►

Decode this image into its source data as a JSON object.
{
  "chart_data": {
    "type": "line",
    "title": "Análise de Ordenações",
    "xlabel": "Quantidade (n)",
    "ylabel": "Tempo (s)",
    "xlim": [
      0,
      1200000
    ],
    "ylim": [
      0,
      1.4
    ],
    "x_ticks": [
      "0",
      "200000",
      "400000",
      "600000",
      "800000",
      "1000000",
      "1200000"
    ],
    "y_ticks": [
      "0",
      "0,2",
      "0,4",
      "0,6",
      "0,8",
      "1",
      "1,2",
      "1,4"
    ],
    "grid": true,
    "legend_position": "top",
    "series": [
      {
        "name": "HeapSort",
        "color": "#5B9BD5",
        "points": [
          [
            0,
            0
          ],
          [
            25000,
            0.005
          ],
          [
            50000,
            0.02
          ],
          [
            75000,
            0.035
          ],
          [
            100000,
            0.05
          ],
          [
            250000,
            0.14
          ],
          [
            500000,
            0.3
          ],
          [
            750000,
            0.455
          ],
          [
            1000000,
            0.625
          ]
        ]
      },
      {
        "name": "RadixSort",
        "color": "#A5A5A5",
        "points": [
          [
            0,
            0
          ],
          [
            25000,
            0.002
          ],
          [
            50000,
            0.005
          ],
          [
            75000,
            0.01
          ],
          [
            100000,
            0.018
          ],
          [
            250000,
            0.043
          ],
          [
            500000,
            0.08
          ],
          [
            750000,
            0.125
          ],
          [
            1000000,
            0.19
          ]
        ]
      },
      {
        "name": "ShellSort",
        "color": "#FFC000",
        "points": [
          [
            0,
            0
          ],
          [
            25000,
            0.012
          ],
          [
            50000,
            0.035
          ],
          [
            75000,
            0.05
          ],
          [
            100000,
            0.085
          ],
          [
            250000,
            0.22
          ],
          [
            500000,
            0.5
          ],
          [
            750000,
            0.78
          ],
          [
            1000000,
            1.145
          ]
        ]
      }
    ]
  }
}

◄

■ TASK DETAILS
Look through the entries above; copy each line where the string "color" appears.

■ WRITTEN SOLUTION
        "color": "#5B9BD5",
        "color": "#A5A5A5",
        "color": "#FFC000",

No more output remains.